What you should do:
Each line of the data that includes the string "SALE" is to be copied out.

Extracted records:
★ ★ ★ ★ ★ ★ ★

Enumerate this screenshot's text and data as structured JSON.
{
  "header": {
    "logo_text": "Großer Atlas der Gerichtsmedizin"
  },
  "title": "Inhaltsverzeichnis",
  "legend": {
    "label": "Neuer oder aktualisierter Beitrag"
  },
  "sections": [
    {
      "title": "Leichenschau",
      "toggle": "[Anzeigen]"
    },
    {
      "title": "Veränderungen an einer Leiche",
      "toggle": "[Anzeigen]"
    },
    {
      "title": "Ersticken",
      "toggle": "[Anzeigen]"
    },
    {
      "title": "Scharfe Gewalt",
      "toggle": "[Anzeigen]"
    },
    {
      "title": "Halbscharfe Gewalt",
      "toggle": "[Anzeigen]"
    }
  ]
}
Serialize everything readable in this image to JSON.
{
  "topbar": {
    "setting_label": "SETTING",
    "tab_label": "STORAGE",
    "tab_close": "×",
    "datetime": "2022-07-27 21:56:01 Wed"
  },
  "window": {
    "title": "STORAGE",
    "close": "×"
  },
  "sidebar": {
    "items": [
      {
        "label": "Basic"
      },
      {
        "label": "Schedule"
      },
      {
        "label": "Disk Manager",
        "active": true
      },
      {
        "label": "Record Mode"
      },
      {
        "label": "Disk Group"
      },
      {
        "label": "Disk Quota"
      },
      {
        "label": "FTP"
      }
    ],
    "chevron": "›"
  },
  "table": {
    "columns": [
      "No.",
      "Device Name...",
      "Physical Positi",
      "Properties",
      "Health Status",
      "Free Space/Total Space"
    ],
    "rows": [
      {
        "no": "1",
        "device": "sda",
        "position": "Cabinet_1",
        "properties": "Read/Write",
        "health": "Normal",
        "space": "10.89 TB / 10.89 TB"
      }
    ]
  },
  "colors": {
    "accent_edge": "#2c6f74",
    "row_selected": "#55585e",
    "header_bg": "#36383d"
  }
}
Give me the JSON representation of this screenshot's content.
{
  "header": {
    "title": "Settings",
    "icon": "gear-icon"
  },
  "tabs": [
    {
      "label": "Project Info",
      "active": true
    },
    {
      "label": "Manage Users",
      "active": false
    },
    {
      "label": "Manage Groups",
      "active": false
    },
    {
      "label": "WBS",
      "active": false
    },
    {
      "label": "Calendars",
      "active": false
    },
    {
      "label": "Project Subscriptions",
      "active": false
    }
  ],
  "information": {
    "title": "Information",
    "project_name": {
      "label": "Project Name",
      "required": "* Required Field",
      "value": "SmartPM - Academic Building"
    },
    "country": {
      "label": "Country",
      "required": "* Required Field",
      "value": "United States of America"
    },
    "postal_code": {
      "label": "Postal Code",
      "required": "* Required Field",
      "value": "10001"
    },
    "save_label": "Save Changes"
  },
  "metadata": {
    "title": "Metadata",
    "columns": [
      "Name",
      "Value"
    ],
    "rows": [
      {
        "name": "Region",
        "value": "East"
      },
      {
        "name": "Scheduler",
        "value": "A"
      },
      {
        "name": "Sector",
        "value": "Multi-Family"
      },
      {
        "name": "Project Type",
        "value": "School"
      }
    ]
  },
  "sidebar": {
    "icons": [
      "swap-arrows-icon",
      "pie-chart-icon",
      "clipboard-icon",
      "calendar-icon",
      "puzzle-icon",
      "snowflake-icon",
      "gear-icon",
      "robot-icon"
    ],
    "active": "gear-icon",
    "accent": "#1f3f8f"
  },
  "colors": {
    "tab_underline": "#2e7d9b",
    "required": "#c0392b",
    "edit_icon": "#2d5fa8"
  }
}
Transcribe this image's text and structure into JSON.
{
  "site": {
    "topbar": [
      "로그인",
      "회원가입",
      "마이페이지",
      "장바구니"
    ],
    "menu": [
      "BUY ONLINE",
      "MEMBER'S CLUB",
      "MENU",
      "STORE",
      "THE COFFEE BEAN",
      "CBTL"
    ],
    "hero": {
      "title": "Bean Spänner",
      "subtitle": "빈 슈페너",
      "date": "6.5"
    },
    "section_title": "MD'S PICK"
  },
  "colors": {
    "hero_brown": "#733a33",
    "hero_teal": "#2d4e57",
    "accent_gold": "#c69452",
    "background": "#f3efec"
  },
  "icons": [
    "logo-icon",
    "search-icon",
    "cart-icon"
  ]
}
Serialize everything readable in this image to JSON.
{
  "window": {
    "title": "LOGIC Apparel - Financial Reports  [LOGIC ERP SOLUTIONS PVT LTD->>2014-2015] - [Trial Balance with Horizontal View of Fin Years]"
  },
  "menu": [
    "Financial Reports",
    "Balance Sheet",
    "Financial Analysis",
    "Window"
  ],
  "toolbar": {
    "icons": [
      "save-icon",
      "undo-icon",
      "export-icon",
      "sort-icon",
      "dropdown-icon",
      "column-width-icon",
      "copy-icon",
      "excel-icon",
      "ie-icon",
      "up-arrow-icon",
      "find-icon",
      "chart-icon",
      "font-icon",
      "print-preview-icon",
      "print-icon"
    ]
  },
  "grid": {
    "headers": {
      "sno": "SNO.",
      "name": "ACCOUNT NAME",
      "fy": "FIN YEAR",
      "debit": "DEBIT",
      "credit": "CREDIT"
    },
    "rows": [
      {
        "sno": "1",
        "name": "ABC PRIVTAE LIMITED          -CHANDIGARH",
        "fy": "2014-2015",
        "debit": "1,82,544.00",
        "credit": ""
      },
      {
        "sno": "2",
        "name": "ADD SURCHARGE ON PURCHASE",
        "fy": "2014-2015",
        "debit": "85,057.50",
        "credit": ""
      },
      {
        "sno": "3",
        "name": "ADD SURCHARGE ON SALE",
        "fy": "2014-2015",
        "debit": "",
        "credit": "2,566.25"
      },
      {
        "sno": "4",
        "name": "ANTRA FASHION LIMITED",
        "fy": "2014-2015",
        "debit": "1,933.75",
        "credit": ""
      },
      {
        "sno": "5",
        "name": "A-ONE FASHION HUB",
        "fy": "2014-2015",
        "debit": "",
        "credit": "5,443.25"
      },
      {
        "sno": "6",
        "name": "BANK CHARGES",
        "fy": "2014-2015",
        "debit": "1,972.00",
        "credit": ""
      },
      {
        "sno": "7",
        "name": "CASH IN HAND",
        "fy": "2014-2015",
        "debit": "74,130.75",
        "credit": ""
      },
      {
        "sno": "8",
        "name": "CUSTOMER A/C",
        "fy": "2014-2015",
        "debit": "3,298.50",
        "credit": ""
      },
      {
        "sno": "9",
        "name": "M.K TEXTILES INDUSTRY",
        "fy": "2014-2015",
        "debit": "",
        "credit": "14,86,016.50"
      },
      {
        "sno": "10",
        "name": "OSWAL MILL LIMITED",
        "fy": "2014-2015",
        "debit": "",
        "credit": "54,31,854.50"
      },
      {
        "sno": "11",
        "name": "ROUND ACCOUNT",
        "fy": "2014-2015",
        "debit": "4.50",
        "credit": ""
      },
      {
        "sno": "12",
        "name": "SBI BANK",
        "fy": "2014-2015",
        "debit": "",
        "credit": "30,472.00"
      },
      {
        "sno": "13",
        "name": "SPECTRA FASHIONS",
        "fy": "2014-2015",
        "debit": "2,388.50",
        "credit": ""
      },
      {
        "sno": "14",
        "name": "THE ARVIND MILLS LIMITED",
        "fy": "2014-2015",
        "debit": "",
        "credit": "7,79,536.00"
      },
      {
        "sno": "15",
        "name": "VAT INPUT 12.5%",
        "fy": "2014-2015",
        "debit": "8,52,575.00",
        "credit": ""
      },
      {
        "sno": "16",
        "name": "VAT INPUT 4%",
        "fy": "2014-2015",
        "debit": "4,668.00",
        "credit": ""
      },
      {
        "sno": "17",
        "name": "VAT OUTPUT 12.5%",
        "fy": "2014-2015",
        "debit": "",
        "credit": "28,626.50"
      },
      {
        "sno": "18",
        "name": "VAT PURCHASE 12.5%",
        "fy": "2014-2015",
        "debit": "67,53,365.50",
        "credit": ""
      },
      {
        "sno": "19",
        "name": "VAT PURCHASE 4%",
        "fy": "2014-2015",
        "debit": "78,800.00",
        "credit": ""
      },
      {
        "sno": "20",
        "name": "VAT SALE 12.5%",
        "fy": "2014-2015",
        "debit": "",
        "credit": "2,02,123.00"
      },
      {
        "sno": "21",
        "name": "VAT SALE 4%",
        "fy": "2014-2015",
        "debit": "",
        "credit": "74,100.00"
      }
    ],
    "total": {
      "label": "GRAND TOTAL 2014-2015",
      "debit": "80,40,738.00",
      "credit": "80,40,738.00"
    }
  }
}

★ ★ ★ ★ ★ ★ ★

Solution to the problem:
        "name": "ADD SURCHARGE ON SALE",
        "name": "VAT SALE 12.5%",
        "name": "VAT SALE 4%",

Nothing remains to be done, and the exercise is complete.